EXCERPT:
--- Begin ---
# Question on networking devices/Wireless Bridge



## snowmanick (Oct 16, 2007)

I have a couple of devices that already use wireless in my equipment rack and a couple that have network capabilities but no built in wireless. Unfortunately running a CAT5 line would be a lot more work than I would like to tackle in my house so the idea of a wireless bridge really appeals to me. 

I was wondering if it is possible and/or advisable to run a router at the wireless bridge area to connect multiple devices (networked AVR, DirecTV Hd_DVR, AppleTV, PS3) through one bridge? My thinking is A) I already have an older wired router just sitting and collecting dust, B) I wonder is several devices in one area all working wirelessly will compete and degrade the signal, and C) I am a cheap bugger at heart so if I could get one wireless bridge as opposed to at minimum 2 (for the AVR and the DVR), well that would be great.

Thanks for any input or advice.


----------



## mditty (Oct 9, 2010)

You can do this with 2 wireless routers using something called WDS bridging. But you do have to find two that support this feature and they likely need to be between the same brand of router as the WDS bridging is not really a standard.

I've done this with two linksys routers both running the same version of dd-wrt open source firmware for the exact same purpose as you.


----------



## snowmanick (Oct 16, 2007)

Thanks Miked, I may just try this. I already have a Linksys WRT52G2, and I can pick up a second, refurb unit for the same price (or less) than a wireless bridge. :thumbsup:

Have you noticed any issues with wired or wireless speeds going this route?


----------



## dvenardos (Sep 27, 2008)

You need to make sure that you can load the open source firmware because in stock form they don't function as a bridge. I had my linksys bridged to a verizon westell modem with no issues.
http://www.dd-wrt.com/wiki/index.php/Wireless_Bridge
http://www.dd-wrt.com/wiki/index.php/Supported_Devices


SnowmaNick said:


> Thanks Miked, I may just try this. I already have a Linksys WRT52G2, and I can pick up a second, refurb unit for the same price (or less) than a wireless bridge. :thumbsup:
> 
> Have you noticed any issues with wired or wireless speeds going this route?


----------



## snowmanick (Oct 16, 2007)
--- End ---
RECORDS PROVIDED:
--- Begin ---
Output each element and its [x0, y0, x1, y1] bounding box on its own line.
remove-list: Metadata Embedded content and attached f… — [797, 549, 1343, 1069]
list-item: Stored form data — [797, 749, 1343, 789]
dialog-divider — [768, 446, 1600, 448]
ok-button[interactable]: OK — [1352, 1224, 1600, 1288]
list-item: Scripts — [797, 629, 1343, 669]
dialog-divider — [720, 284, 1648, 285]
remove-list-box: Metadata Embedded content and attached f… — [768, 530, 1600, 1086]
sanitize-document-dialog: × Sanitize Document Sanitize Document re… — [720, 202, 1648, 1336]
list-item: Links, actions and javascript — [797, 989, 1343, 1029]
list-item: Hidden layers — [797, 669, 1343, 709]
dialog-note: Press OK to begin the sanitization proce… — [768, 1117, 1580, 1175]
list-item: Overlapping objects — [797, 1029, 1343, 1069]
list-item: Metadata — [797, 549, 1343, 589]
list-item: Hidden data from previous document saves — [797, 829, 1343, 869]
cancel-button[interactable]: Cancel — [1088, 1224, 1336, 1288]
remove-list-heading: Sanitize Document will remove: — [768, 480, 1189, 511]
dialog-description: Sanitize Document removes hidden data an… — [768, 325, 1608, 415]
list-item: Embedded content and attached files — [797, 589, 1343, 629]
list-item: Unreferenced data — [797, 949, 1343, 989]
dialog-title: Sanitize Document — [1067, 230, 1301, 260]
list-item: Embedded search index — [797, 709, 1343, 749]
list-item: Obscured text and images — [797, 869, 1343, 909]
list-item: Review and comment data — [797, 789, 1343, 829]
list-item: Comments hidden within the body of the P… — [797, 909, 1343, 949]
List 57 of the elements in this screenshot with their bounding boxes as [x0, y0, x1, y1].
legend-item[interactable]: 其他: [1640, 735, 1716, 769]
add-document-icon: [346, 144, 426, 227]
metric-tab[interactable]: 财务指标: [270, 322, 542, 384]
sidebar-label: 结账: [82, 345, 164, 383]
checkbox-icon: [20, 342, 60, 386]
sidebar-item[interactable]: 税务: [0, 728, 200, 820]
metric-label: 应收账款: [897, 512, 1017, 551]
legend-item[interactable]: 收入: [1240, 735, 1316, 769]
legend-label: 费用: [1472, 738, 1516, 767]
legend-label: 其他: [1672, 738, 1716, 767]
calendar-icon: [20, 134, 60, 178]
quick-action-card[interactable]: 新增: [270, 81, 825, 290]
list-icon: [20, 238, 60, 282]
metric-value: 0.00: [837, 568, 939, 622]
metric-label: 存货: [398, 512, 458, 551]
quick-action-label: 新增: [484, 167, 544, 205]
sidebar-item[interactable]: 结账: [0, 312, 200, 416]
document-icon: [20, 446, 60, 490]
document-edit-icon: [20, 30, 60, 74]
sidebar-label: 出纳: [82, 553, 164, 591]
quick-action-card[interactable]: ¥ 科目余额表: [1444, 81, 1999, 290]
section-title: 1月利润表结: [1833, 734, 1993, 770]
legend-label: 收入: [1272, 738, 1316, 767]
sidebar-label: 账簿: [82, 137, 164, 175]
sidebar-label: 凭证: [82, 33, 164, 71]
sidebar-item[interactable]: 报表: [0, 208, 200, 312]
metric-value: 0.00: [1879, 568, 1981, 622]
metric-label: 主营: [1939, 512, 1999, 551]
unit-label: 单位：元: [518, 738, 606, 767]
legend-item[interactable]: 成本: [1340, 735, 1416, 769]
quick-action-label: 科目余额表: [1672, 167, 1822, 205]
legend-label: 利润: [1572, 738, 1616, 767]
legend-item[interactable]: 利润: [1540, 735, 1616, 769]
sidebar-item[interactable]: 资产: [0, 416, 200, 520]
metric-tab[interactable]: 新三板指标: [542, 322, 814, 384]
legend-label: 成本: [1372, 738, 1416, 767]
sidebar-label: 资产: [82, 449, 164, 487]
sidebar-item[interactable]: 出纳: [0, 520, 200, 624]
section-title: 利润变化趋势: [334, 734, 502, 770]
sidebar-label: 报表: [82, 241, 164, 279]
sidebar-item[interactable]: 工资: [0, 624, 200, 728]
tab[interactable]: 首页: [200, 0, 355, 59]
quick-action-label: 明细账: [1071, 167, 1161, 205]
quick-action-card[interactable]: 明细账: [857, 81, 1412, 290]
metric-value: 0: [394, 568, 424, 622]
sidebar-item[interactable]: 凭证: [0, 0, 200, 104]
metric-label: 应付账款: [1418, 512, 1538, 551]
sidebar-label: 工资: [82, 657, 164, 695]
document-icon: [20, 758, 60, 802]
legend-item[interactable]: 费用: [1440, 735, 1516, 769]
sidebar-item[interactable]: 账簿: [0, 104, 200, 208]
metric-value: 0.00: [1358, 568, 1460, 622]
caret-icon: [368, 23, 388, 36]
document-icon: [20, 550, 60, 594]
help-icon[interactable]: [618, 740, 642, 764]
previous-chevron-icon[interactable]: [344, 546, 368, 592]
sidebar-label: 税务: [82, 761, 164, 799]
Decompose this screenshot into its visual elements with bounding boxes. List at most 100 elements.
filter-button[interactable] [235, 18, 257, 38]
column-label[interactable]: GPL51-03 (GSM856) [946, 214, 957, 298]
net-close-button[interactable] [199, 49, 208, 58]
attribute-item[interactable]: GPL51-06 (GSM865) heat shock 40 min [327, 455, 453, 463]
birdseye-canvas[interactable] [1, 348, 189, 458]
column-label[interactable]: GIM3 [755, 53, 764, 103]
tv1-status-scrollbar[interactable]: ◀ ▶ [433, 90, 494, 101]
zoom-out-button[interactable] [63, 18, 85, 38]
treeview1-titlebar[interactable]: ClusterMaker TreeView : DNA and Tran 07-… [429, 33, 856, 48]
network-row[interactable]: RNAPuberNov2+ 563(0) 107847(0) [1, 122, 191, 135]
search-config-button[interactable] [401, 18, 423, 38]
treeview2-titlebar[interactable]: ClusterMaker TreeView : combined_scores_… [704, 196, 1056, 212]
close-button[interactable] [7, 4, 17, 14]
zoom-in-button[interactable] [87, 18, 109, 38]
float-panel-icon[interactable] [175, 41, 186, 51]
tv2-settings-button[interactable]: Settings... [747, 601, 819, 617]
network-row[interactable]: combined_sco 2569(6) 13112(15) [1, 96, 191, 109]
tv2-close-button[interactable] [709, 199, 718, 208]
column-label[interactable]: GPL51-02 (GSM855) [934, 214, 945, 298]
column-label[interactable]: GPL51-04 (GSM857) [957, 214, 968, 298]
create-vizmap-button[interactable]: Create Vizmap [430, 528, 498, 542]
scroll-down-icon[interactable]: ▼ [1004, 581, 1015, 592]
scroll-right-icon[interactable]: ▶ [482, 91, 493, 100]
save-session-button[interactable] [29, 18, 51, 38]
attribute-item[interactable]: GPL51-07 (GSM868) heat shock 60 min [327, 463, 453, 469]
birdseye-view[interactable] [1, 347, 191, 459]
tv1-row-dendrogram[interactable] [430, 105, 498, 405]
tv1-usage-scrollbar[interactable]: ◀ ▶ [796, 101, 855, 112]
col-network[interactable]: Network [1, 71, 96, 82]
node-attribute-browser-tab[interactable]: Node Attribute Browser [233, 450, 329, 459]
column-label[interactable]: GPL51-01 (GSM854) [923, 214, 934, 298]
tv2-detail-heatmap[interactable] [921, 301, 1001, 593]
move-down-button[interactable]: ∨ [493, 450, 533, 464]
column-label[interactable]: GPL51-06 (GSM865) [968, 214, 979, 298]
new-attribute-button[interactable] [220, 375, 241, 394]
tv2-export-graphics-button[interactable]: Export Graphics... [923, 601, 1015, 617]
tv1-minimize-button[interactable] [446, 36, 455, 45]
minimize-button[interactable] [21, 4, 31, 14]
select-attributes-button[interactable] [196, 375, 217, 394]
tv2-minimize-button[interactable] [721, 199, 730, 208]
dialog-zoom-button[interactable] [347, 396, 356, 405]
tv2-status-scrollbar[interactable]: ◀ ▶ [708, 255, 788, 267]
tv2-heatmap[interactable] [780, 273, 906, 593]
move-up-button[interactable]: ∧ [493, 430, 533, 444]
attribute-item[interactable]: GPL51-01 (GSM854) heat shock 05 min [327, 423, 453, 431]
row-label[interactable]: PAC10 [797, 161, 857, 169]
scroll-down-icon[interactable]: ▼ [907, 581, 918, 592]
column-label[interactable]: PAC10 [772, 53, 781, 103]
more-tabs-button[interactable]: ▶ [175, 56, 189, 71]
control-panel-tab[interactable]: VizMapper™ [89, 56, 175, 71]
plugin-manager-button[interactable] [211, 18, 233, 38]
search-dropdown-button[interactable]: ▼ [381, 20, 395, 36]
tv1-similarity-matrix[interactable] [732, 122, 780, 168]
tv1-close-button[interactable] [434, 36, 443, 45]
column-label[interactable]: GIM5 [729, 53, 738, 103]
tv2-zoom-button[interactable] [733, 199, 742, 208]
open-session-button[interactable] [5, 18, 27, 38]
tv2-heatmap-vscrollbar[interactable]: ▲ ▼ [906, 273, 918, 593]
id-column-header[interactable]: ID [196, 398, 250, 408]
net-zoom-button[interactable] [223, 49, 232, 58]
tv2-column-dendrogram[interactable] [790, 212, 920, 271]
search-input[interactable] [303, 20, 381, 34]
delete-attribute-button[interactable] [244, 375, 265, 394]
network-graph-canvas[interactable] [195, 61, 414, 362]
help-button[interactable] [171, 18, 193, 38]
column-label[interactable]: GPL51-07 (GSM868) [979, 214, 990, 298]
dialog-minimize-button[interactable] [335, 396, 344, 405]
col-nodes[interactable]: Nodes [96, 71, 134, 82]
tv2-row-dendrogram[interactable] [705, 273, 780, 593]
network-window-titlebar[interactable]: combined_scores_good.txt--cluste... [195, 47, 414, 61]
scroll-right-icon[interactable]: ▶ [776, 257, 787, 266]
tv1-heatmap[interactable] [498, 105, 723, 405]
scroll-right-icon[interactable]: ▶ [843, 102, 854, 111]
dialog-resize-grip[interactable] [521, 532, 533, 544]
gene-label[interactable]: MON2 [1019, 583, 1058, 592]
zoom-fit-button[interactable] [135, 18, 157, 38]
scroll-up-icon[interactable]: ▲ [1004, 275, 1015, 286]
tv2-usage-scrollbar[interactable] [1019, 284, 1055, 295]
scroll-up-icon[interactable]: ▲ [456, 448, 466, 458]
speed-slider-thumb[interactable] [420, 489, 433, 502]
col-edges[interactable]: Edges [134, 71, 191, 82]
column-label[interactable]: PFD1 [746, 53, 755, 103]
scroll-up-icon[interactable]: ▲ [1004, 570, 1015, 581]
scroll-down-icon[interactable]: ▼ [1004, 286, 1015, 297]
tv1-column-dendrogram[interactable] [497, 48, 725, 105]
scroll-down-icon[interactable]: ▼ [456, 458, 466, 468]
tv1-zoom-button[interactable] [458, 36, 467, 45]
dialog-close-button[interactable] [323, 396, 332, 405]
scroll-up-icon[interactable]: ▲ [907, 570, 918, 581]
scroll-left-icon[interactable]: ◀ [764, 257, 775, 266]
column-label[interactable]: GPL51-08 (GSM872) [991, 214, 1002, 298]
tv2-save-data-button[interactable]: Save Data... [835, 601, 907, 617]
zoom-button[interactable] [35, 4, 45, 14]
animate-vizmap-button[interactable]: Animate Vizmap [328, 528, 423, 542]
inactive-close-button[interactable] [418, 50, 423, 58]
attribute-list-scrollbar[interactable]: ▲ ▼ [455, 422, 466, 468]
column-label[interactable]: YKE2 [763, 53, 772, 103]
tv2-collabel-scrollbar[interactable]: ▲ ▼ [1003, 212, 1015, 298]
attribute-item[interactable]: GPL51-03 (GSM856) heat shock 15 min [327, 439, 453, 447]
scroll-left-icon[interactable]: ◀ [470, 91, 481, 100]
--- End ---
TASK INSTRUCTIONS:
1. In the forum thread, which devices does the opening post list as ones to connect through a single bridge?
2. Reproduce everything in the records from their very first line down to the line containing "dialog-title: Sanitize Document", including both of those lines.

RESPONSES IN ORDER:
1.
- Networked AVR
- DirecTV Hd_DVR
- AppleTV
- PS3

2.
Output each element and its [x0, y0, x1, y1] bounding box on its own line.
remove-list: Metadata Embedded content and attached f… — [797, 549, 1343, 1069]
list-item: Stored form data — [797, 749, 1343, 789]
dialog-divider — [768, 446, 1600, 448]
ok-button[interactable]: OK — [1352, 1224, 1600, 1288]
list-item: Scripts — [797, 629, 1343, 669]
dialog-divider — [720, 284, 1648, 285]
remove-list-box: Metadata Embedded content and attached f… — [768, 530, 1600, 1086]
sanitize-document-dialog: × Sanitize Document Sanitize Document re… — [720, 202, 1648, 1336]
list-item: Links, actions and javascript — [797, 989, 1343, 1029]
list-item: Hidden layers — [797, 669, 1343, 709]
dialog-note: Press OK to begin the sanitization proce… — [768, 1117, 1580, 1175]
list-item: Overlapping objects — [797, 1029, 1343, 1069]
list-item: Metadata — [797, 549, 1343, 589]
list-item: Hidden data from previous document saves — [797, 829, 1343, 869]
cancel-button[interactable]: Cancel — [1088, 1224, 1336, 1288]
remove-list-heading: Sanitize Document will remove: — [768, 480, 1189, 511]
dialog-description: Sanitize Document removes hidden data an… — [768, 325, 1608, 415]
list-item: Embedded content and attached files — [797, 589, 1343, 629]
list-item: Unreferenced data — [797, 949, 1343, 989]
dialog-title: Sanitize Document — [1067, 230, 1301, 260]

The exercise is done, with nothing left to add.